**Задания:**
1. Почему, согласно отрывку о Достоевском, князь Мышкин одновременно не виновен и отчасти виновен? Ответьте в одном–трех предложениях.
2. Назовите всех писателей и мыслителей, которых отрывок о Достоевском упоминает по фамилии. Персонажей романов в список не включайте.
3. Продолжите отрывок о Достоевском после его последнего предложения.

======== Отрывок ========

Роль семьи (рода), личности и Бога в спасении и теозисе, т. е. освящение рода (что так привлекало Розанова в Ветхом Завете и хоть как-то, через Христа, примиряли его с иудейством), связует ипостась Духа с почвой, плотью и кровью; это тема христоцентрии, Христова Образа в мире, Его Имени и Лика.

Русских авторов волнует тема родовой и личной вины (повреждение своеволием и средой), их соотношение, истоки Зла, повреждения в мире. Такова связь понятий (безличных: род, почва – и личных: Искупитель, индивид), входящих в круг христианского натурализма (В. Зеньковский).

Достоевский позицию героя (по сути, свою), т. е. социальноехристианство (розовое, по К. Леонтьеву; социальный натурализм, близкий социал-дарвинизму), поверяет социумом. Так, князь Мышкин родовит, но бессемеен (вариант идеи, относимой мной к нему: свят, но не искусен); его связь с родом обозначена через Елизавету Прокофьевну Епанчину; прочие герои (кроме Н.Ф. Барашковой) пребывают в лоне семьи.

Отметим, тема Рока в романе (вообще, у русских авторов) заметно ослаблена, переведена в близкую им тему вины Рода, среды, социума (герой и виновен, и невинен одновременно)2.

Русская душа тиранию древнего Рока не приемлет; от него можно ускользнуть, из-бежать его (благо, есть куда). У нас Рок замещен – Родом, долей (наделяемой судьбой), здесь связь более человечная, личная: пуповину с Родом можно порвать, от своей доли-надела вправе отказаться, одарив ею другого.

У Достоевского мир связан общей ущербностью, чувством вины (оно не утрачено срамниками; себя потеряли, а стыд, хоть и ложный, хранят; даже природный шут, приживал,влюбленный бес и лже-юрод старик-Карамазов возведен в статус инока зла).

Тема взаимно-общей вины («Каждый за всех и за всё виноват» возникает из «Разве я сторож брату моему»), образ «малой церкви-семьи» (братства, детской семьи-церкви, в память об Илюше) представлена модусами иномирия, выраженного смертью: в романе братья – сироты при живом отце; Смердяков и Иван бунтуют против Бога-Отца; Алеша впадает в искус по исхождении духа от старца. Так намек на чудо в случае с Митей, покусившимся на отца, очевиден: «…Слезы ли чьи, мать ли моя умолила Бога, дух ли светлый облобызал меня в то мгновение – не знаю, но черт был побежден»3.

Рудимент безликого Рода у нас тесно переплетен с личной виной; потому Мышкин в наследственной своей болезни не виновен (борется с несчастной своей долей), и отчасти виновен (взял на себя миссию помощи людям не по силам, будучи сам ущербен).

======== Исходные данные ========

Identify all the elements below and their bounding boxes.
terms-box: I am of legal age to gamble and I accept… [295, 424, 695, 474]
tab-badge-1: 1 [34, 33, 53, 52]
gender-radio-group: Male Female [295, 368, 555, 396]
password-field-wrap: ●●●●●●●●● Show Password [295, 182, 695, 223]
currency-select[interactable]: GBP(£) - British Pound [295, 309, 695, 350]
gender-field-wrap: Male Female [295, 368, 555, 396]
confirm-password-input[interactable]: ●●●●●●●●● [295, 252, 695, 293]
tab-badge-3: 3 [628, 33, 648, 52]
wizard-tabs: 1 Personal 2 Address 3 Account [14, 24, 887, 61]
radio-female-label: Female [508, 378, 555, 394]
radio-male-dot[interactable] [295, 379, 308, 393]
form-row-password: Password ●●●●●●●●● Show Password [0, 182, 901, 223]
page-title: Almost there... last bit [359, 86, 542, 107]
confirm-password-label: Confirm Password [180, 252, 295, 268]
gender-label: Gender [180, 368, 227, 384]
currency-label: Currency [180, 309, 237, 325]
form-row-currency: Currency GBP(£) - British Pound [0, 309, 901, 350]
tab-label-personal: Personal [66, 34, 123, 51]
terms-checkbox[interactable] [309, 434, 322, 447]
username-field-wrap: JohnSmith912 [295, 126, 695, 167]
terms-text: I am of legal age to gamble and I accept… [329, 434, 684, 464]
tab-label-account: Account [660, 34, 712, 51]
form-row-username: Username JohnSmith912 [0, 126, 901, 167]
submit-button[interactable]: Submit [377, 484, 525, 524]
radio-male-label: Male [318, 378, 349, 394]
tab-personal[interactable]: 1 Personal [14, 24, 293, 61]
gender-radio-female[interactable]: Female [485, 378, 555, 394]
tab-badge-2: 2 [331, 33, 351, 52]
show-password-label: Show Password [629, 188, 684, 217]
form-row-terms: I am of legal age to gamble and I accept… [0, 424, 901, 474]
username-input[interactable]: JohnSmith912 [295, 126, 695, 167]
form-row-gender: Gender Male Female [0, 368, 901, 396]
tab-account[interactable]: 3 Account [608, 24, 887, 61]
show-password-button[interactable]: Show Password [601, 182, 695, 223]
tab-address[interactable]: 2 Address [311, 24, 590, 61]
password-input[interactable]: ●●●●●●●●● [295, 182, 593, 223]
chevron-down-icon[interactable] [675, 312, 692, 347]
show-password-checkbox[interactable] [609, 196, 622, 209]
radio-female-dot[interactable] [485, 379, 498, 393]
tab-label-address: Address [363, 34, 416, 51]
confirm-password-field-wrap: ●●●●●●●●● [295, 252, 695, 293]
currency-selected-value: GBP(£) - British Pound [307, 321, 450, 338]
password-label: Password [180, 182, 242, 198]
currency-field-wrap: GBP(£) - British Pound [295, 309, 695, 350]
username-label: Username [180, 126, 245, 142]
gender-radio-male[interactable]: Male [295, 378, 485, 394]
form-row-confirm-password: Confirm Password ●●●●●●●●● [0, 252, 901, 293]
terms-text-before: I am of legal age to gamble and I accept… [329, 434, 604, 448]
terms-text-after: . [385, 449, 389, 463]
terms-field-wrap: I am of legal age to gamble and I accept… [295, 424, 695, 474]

========

**Ответы по заданиям:**
1. У русских авторов остаток безликого Рода тесно переплетен с личной виной. Поэтому в своей наследственной болезни Мышкин не виновен: он борется с несчастной своей долей. Отчасти же он виновен, потому что взял на себя непосильную миссию помогать людям, хотя сам ущербен.

2. Розанов, К. Леонтьев, В. Зеньковский, Достоевский

3.
Данная миссия принадлежит роду, истоку повреждения, коренится в вине рода (самооздоровляющейся, обновляющейся почве, изживающей, искупающей себя временем; прощение же составляет прерогативу Творца).

Утрата семьи означает неполноту, ущерб. Если герой одинок (Раскольников, Мышкин, Алеша, Зосима), то его хранит детская память рода. Заметим, русский Христос у Достоевского вписан в контекст семейно-родовых связей преемства, хранящих от распада.

Романист, подобно Тютчеву, но через героя (Иван), утверждает связь Христа с землей родной, уделом Богородицы. Он ищет опору в Благовестии, формирующем поэтику диалогов.

Но память в ней предстает неполной без образа матери и ребенка. Так, в сне Мити Карамазова о молчании «погорелых матерей» («Отчего дитё плачет?») плач души по родному дому задает тему утраты себя, симптом апокалиптики, и память личная, смертная оказывается глубже памяти родовой.

Мы поклоняемся своему Я, ублажаем его прихоти, обезличиваясь, теряем лицо. Это и есть – идолотворчество с неизбежным самоуничтожением. Ни семья, ни Род здесь не спасают; они лишь среда, средство; спасает только Имя, Лик. Их-то мы и отвергаем!

*Такова участь Толстого, им самим сотворенная. И чья бы ни была вина (семьи ли, его «последователей»-сектантов), ответственность – на нем; ибо от себя мы не свободны!

При всем своем дарования Толстой был не столько философом, сколько идеологом. В эпопее при главенстве «мысли народной» он разрабатывает ее на жизни близких ему семей Болконских, Ростовых, противопоставляя их Курагиным, Друбецким (вне-народа).